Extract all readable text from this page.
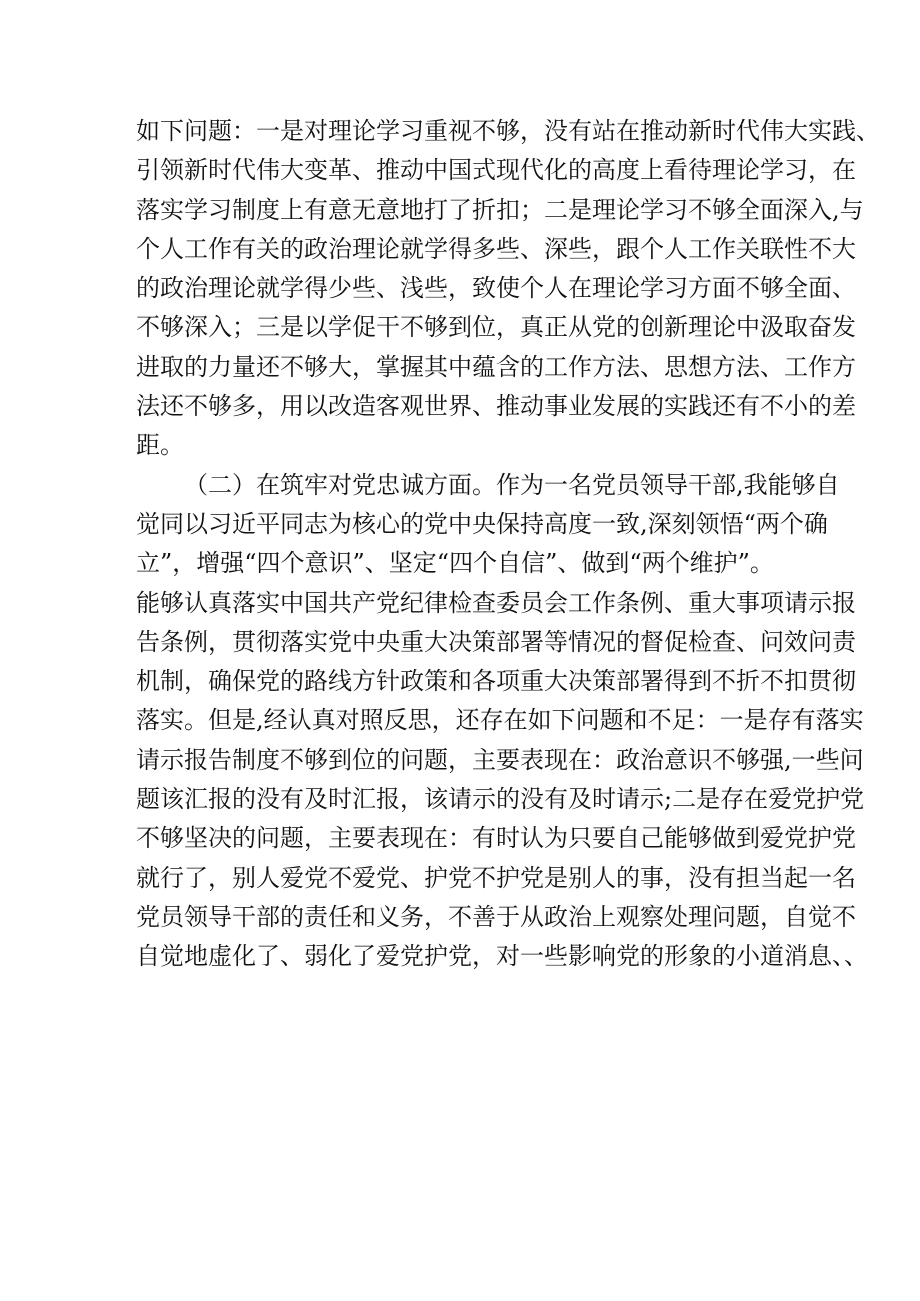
如下问题：一是对理论学习重视不够，没有站在推动新时代伟大实践、
引领新时代伟大变革、推动中国式现代化的高度上看待理论学习，在
落实学习制度上有意无意地打了折扣；二是理论学习不够全面深入,与
个人工作有关的政治理论就学得多些、深些，跟个人工作关联性不大
的政治理论就学得少些、浅些，致使个人在理论学习方面不够全面、
不够深入；三是以学促干不够到位，真正从党的创新理论中汲取奋发
进取的力量还不够大，掌握其中蕴含的工作方法、思想方法、工作方
法还不够多，用以改造客观世界、推动事业发展的实践还有不小的差
距。
（二）在筑牢对党忠诚方面。作为一名党员领导干部,我能够自
觉同以习近平同志为核心的党中央保持高度一致,深刻领悟“两个确
立”，增强“四个意识”、坚定“四个自信”、做到“两个维护”。
能够认真落实中国共产党纪律检查委员会工作条例、重大事项请示报
告条例，贯彻落实党中央重大决策部署等情况的督促检查、问效问责
机制，确保党的路线方针政策和各项重大决策部署得到不折不扣贯彻
落实。但是,经认真对照反思，还存在如下问题和不足：一是存有落实
请示报告制度不够到位的问题，主要表现在：政治意识不够强,一些问
题该汇报的没有及时汇报，该请示的没有及时请示;二是存在爱党护党
不够坚决的问题，主要表现在：有时认为只要自己能够做到爱党护党
就行了，别人爱党不爱党、护党不护党是别人的事，没有担当起一名
党员领导干部的责任和义务，不善于从政治上观察处理问题，自觉不
自觉地虚化了、弱化了爱党护党，对一些影响党的形象的小道消息、、
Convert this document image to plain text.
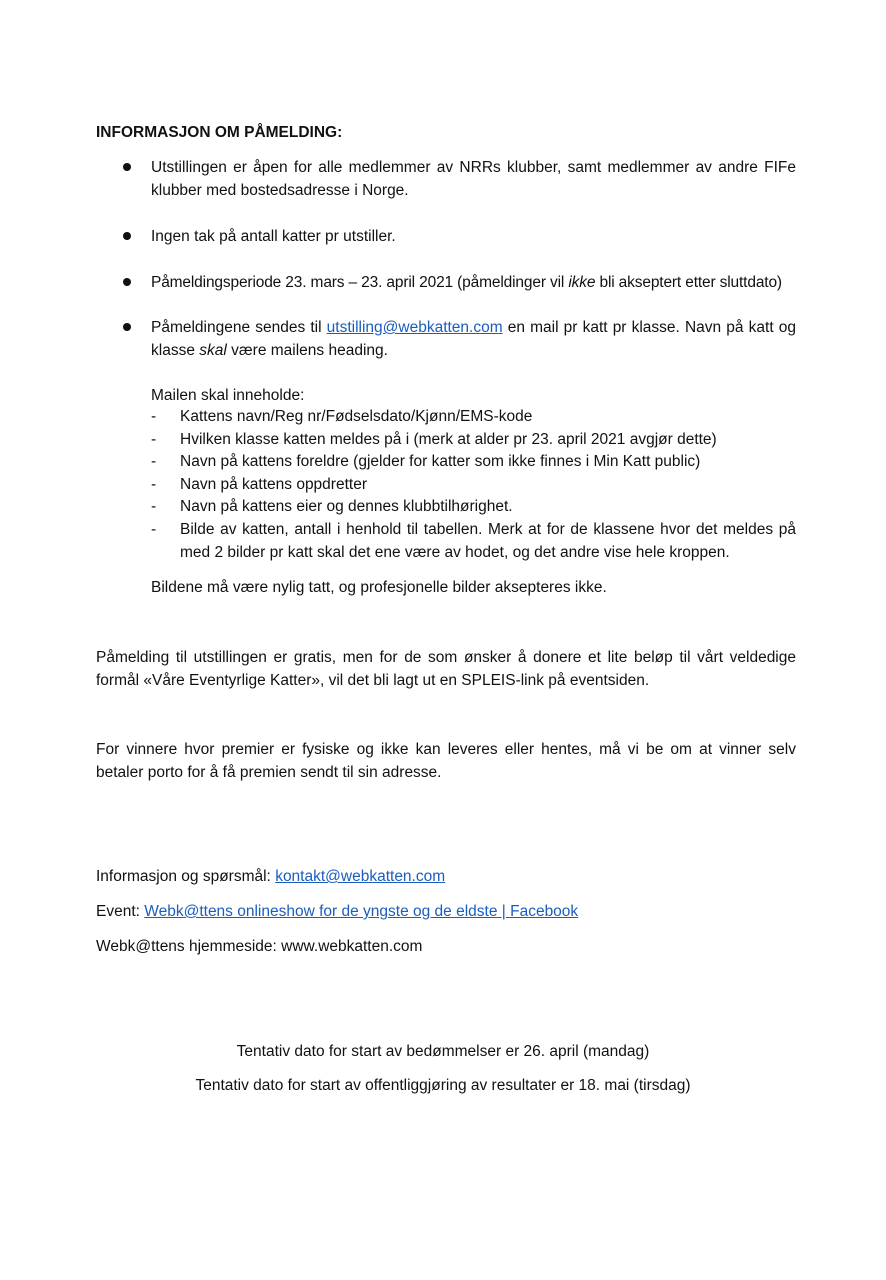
INFORMASJON OM PÅMELDING:
Utstillingen er åpen for alle medlemmer av NRRs klubber, samt medlemmer av andre FIFe klubber med bostedsadresse i Norge.
Ingen tak på antall katter pr utstiller.
Påmeldingsperiode 23. mars – 23. april 2021 (påmeldinger vil ikke bli akseptert etter sluttdato)
Påmeldingene sendes til utstilling@webkatten.com en mail pr katt pr klasse. Navn på katt og klasse skal være mailens heading.
Mailen skal inneholde:
- Kattens navn/Reg nr/Fødselsdato/Kjønn/EMS-kode
- Hvilken klasse katten meldes på i (merk at alder pr 23. april 2021 avgjør dette)
- Navn på kattens foreldre (gjelder for katter som ikke finnes i Min Katt public)
- Navn på kattens oppdretter
- Navn på kattens eier og dennes klubbtilhørighet.
- Bilde av katten, antall i henhold til tabellen. Merk at for de klassene hvor det meldes på med 2 bilder pr katt skal det ene være av hodet, og det andre vise hele kroppen.
Bildene må være nylig tatt, og profesjonelle bilder aksepteres ikke.
Påmelding til utstillingen er gratis, men for de som ønsker å donere et lite beløp til vårt veldedige formål «Våre Eventyrlige Katter», vil det bli lagt ut en SPLEIS-link på eventsiden.
For vinnere hvor premier er fysiske og ikke kan leveres eller hentes, må vi be om at vinner selv betaler porto for å få premien sendt til sin adresse.
Informasjon og spørsmål: kontakt@webkatten.com
Event: Webk@ttens onlineshow for de yngste og de eldste | Facebook
Webk@ttens hjemmeside: www.webkatten.com
Tentativ dato for start av bedømmelser er 26. april (mandag)
Tentativ dato for start av offentliggjøring av resultater er 18. mai (tirsdag)
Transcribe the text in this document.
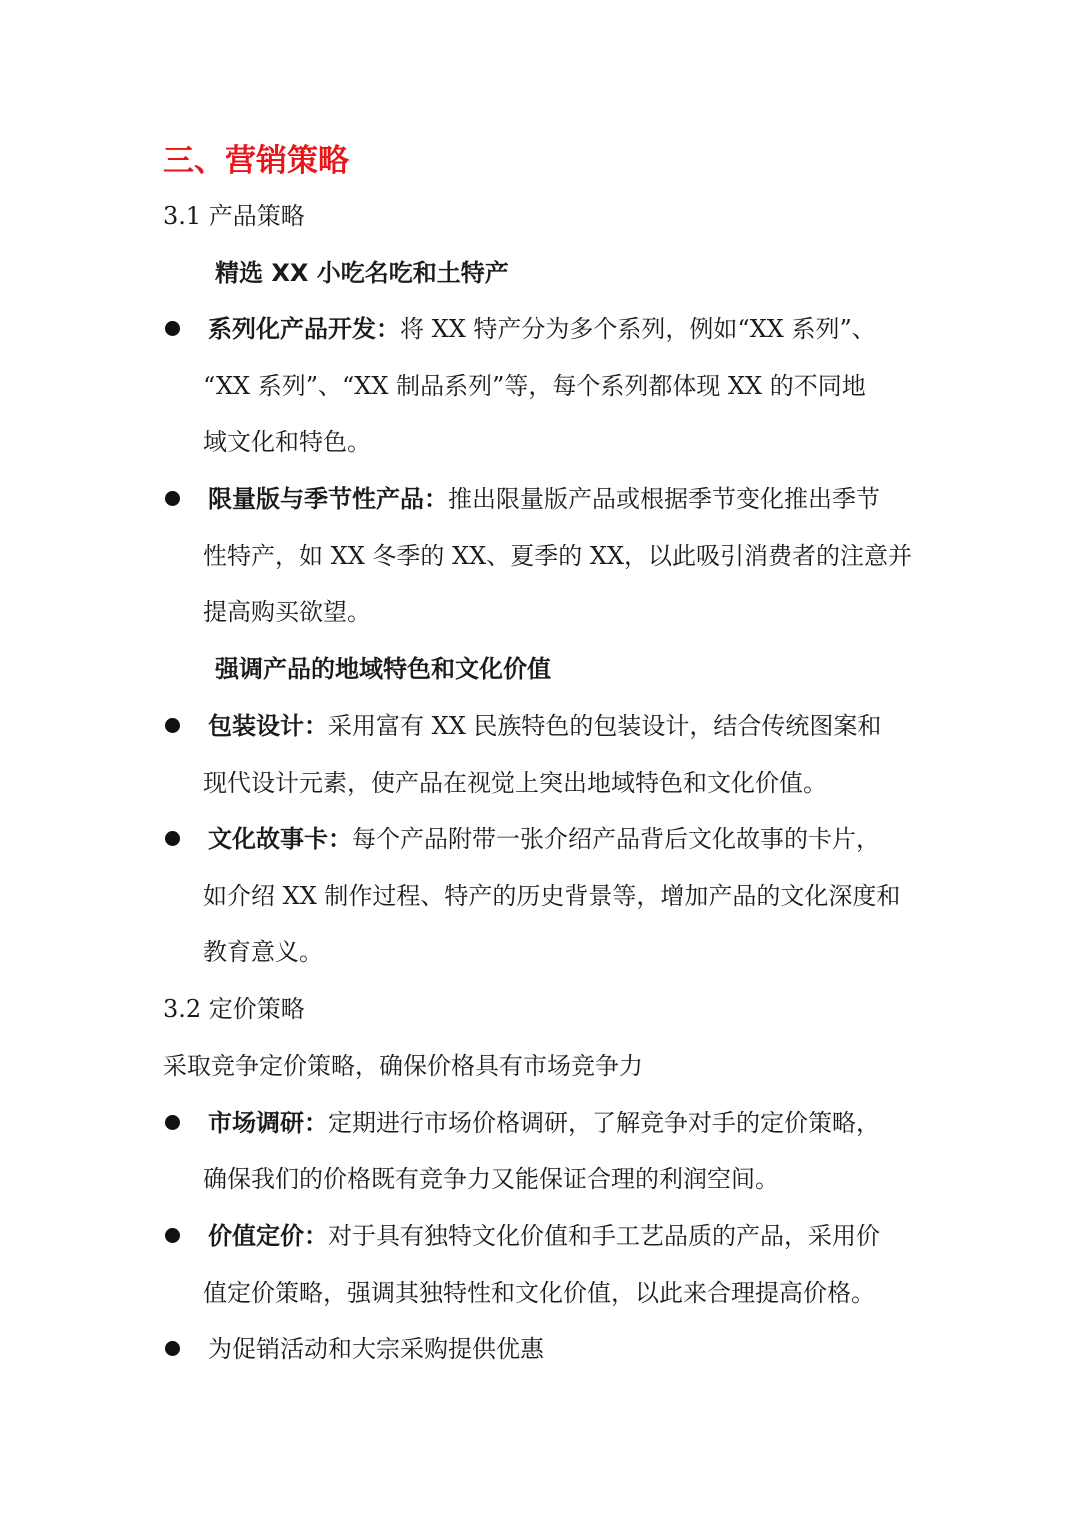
三、营销策略
3.1 产品策略
精选 XX 小吃名吃和土特产
系列化产品开发：将 XX 特产分为多个系列，例如“XX 系列”、
“XX 系列”、“XX 制品系列”等，每个系列都体现 XX 的不同地
域文化和特色。
限量版与季节性产品：推出限量版产品或根据季节变化推出季节
性特产，如 XX 冬季的 XX、夏季的 XX，以此吸引消费者的注意并
提高购买欲望。
强调产品的地域特色和文化价值
包装设计：采用富有 XX 民族特色的包装设计，结合传统图案和
现代设计元素，使产品在视觉上突出地域特色和文化价值。
文化故事卡：每个产品附带一张介绍产品背后文化故事的卡片，
如介绍 XX 制作过程、特产的历史背景等，增加产品的文化深度和
教育意义。
3.2 定价策略
采取竞争定价策略，确保价格具有市场竞争力
市场调研：定期进行市场价格调研，了解竞争对手的定价策略，
确保我们的价格既有竞争力又能保证合理的利润空间。
价值定价：对于具有独特文化价值和手工艺品质的产品，采用价
值定价策略，强调其独特性和文化价值，以此来合理提高价格。
为促销活动和大宗采购提供优惠
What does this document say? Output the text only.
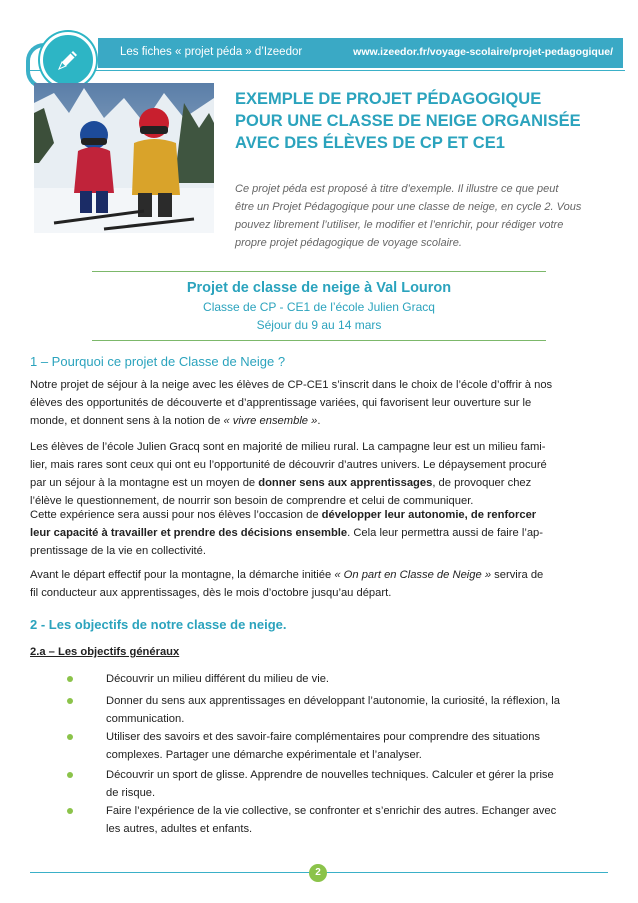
Les fiches « projet péda » d’Izeedor	www.izeedor.fr/voyage-scolaire/projet-pedagogique/
EXEMPLE DE PROJET PÉDAGOGIQUE
POUR UNE CLASSE DE NEIGE ORGANISÉE
AVEC DES ÉLÈVES DE CP ET CE1
Ce projet péda est proposé à titre d’exemple. Il illustre ce que peut
être un Projet Pédagogique pour une classe de neige, en cycle 2. Vous
pouvez librement l’utiliser, le modifier et l’enrichir, pour rédiger votre
propre projet pédagogique de voyage scolaire.
Projet de classe de neige à Val Louron
Classe de CP - CE1 de l’école Julien Gracq
Séjour du 9 au 14 mars
1 – Pourquoi ce projet de Classe de Neige ?
Notre projet de séjour à la neige avec les élèves de CP-CE1 s’inscrit dans le choix de l’école d’offrir à nos
élèves des opportunités de découverte et d’apprentissage variées, qui favorisent leur ouverture sur le
monde, et donnent sens à la notion de « vivre ensemble ».
Les élèves de l’école Julien Gracq sont en majorité de milieu rural. La campagne leur est un milieu fami-
lier, mais rares sont ceux qui ont eu l’opportunité de découvrir d’autres univers. Le dépaysement procuré
par un séjour à la montagne est un moyen de donner sens aux apprentissages, de provoquer chez
l’élève le questionnement, de nourrir son besoin de comprendre et celui de communiquer.
Cette expérience sera aussi pour nos élèves l’occasion de développer leur autonomie, de renforcer
leur capacité à travailler et prendre des décisions ensemble. Cela leur permettra aussi de faire l’ap-
prentissage de la vie en collectivité.
Avant le départ effectif pour la montagne, la démarche initiée « On part en Classe de Neige » servira de
fil conducteur aux apprentissages, dès le mois d’octobre jusqu’au départ.
2 - Les objectifs de notre classe de neige.
2.a – Les objectifs généraux
Découvrir un milieu différent du milieu de vie.
Donner du sens aux apprentissages en développant l’autonomie, la curiosité, la réflexion, la
communication.
Utiliser des savoirs et des savoir-faire complémentaires pour comprendre des situations
complexes. Partager une démarche expérimentale et l’analyser.
Découvrir un sport de glisse. Apprendre de nouvelles techniques. Calculer et gérer la prise
de risque.
Faire l’expérience de la vie collective, se confronter et s’enrichir des autres. Echanger avec
les autres, adultes et enfants.
2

▬▬▬▬▬▬▬▬▬▬

Make an exact copy of the records above, with the pictures left out.

Extract all readable text from this page.
如下问题：一是对理论学习重视不够，没有站在推动新时代伟大实践、
引领新时代伟大变革、推动中国式现代化的高度上看待理论学习，在
落实学习制度上有意无意地打了折扣；二是理论学习不够全面深入,与
个人工作有关的政治理论就学得多些、深些，跟个人工作关联性不大
的政治理论就学得少些、浅些，致使个人在理论学习方面不够全面、
不够深入；三是以学促干不够到位，真正从党的创新理论中汲取奋发
进取的力量还不够大，掌握其中蕴含的工作方法、思想方法、工作方
法还不够多，用以改造客观世界、推动事业发展的实践还有不小的差
距。
（二）在筑牢对党忠诚方面。作为一名党员领导干部,我能够自
觉同以习近平同志为核心的党中央保持高度一致,深刻领悟“两个确
立”，增强“四个意识”、坚定“四个自信”、做到“两个维护”。
能够认真落实中国共产党纪律检查委员会工作条例、重大事项请示报
告条例，贯彻落实党中央重大决策部署等情况的督促检查、问效问责
机制，确保党的路线方针政策和各项重大决策部署得到不折不扣贯彻
落实。但是,经认真对照反思，还存在如下问题和不足：一是存有落实
请示报告制度不够到位的问题，主要表现在：政治意识不够强,一些问
题该汇报的没有及时汇报，该请示的没有及时请示;二是存在爱党护党
不够坚决的问题，主要表现在：有时认为只要自己能够做到爱党护党
就行了，别人爱党不爱党、护党不护党是别人的事，没有担当起一名
党员领导干部的责任和义务，不善于从政治上观察处理问题，自觉不
自觉地虚化了、弱化了爱党护党，对一些影响党的形象的小道消息、、
Convert this document image to plain text.
INFORMASJON OM PÅMELDING:
Utstillingen er åpen for alle medlemmer av NRRs klubber, samt medlemmer av andre FIFe klubber med bostedsadresse i Norge.
Ingen tak på antall katter pr utstiller.
Påmeldingsperiode 23. mars – 23. april 2021 (påmeldinger vil ikke bli akseptert etter sluttdato)
Påmeldingene sendes til utstilling@webkatten.com en mail pr katt pr klasse. Navn på katt og klasse skal være mailens heading.
Mailen skal inneholde:
- Kattens navn/Reg nr/Fødselsdato/Kjønn/EMS-kode
- Hvilken klasse katten meldes på i (merk at alder pr 23. april 2021 avgjør dette)
- Navn på kattens foreldre (gjelder for katter som ikke finnes i Min Katt public)
- Navn på kattens oppdretter
- Navn på kattens eier og dennes klubbtilhørighet.
- Bilde av katten, antall i henhold til tabellen. Merk at for de klassene hvor det meldes på med 2 bilder pr katt skal det ene være av hodet, og det andre vise hele kroppen.
Bildene må være nylig tatt, og profesjonelle bilder aksepteres ikke.
Påmelding til utstillingen er gratis, men for de som ønsker å donere et lite beløp til vårt veldedige formål «Våre Eventyrlige Katter», vil det bli lagt ut en SPLEIS-link på eventsiden.
For vinnere hvor premier er fysiske og ikke kan leveres eller hentes, må vi be om at vinner selv betaler porto for å få premien sendt til sin adresse.
Informasjon og spørsmål: kontakt@webkatten.com
Event: Webk@ttens onlineshow for de yngste og de eldste | Facebook
Webk@ttens hjemmeside: www.webkatten.com
Tentativ dato for start av bedømmelser er 26. april (mandag)
Tentativ dato for start av offentliggjøring av resultater er 18. mai (tirsdag)
Transcribe the text in this document.
三、营销策略
3.1 产品策略
精选 XX 小吃名吃和土特产
系列化产品开发：将 XX 特产分为多个系列，例如“XX 系列”、
“XX 系列”、“XX 制品系列”等，每个系列都体现 XX 的不同地
域文化和特色。
限量版与季节性产品：推出限量版产品或根据季节变化推出季节
性特产，如 XX 冬季的 XX、夏季的 XX，以此吸引消费者的注意并
提高购买欲望。
强调产品的地域特色和文化价值
包装设计：采用富有 XX 民族特色的包装设计，结合传统图案和
现代设计元素，使产品在视觉上突出地域特色和文化价值。
文化故事卡：每个产品附带一张介绍产品背后文化故事的卡片，
如介绍 XX 制作过程、特产的历史背景等，增加产品的文化深度和
教育意义。
3.2 定价策略
采取竞争定价策略，确保价格具有市场竞争力
市场调研：定期进行市场价格调研，了解竞争对手的定价策略，
确保我们的价格既有竞争力又能保证合理的利润空间。
价值定价：对于具有独特文化价值和手工艺品质的产品，采用价
值定价策略，强调其独特性和文化价值，以此来合理提高价格。
为促销活动和大宗采购提供优惠
What does this document say? Output the text only.
Les fiches « projet péda » d’Izeedor	www.izeedor.fr/voyage-scolaire/projet-pedagogique/
EXEMPLE DE PROJET PÉDAGOGIQUE
POUR UNE CLASSE DE NEIGE ORGANISÉE
AVEC DES ÉLÈVES DE CP ET CE1
Ce projet péda est proposé à titre d’exemple. Il illustre ce que peut
être un Projet Pédagogique pour une classe de neige, en cycle 2. Vous
pouvez librement l’utiliser, le modifier et l’enrichir, pour rédiger votre
propre projet pédagogique de voyage scolaire.
Projet de classe de neige à Val Louron
Classe de CP - CE1 de l’école Julien Gracq
Séjour du 9 au 14 mars
1 – Pourquoi ce projet de Classe de Neige ?
Notre projet de séjour à la neige avec les élèves de CP-CE1 s’inscrit dans le choix de l’école d’offrir à nos
élèves des opportunités de découverte et d’apprentissage variées, qui favorisent leur ouverture sur le
monde, et donnent sens à la notion de « vivre ensemble ».
Les élèves de l’école Julien Gracq sont en majorité de milieu rural. La campagne leur est un milieu fami-
lier, mais rares sont ceux qui ont eu l’opportunité de découvrir d’autres univers. Le dépaysement procuré
par un séjour à la montagne est un moyen de donner sens aux apprentissages, de provoquer chez
l’élève le questionnement, de nourrir son besoin de comprendre et celui de communiquer.
Cette expérience sera aussi pour nos élèves l’occasion de développer leur autonomie, de renforcer
leur capacité à travailler et prendre des décisions ensemble. Cela leur permettra aussi de faire l’ap-
prentissage de la vie en collectivité.
Avant le départ effectif pour la montagne, la démarche initiée « On part en Classe de Neige » servira de
fil conducteur aux apprentissages, dès le mois d’octobre jusqu’au départ.
2 - Les objectifs de notre classe de neige.
2.a – Les objectifs généraux
Découvrir un milieu différent du milieu de vie.
Donner du sens aux apprentissages en développant l’autonomie, la curiosité, la réflexion, la
communication.
Utiliser des savoirs et des savoir-faire complémentaires pour comprendre des situations
complexes. Partager une démarche expérimentale et l’analyser.
Découvrir un sport de glisse. Apprendre de nouvelles techniques. Calculer et gérer la prise
de risque.
Faire l’expérience de la vie collective, se confronter et s’enrichir des autres. Echanger avec
les autres, adultes et enfants.
2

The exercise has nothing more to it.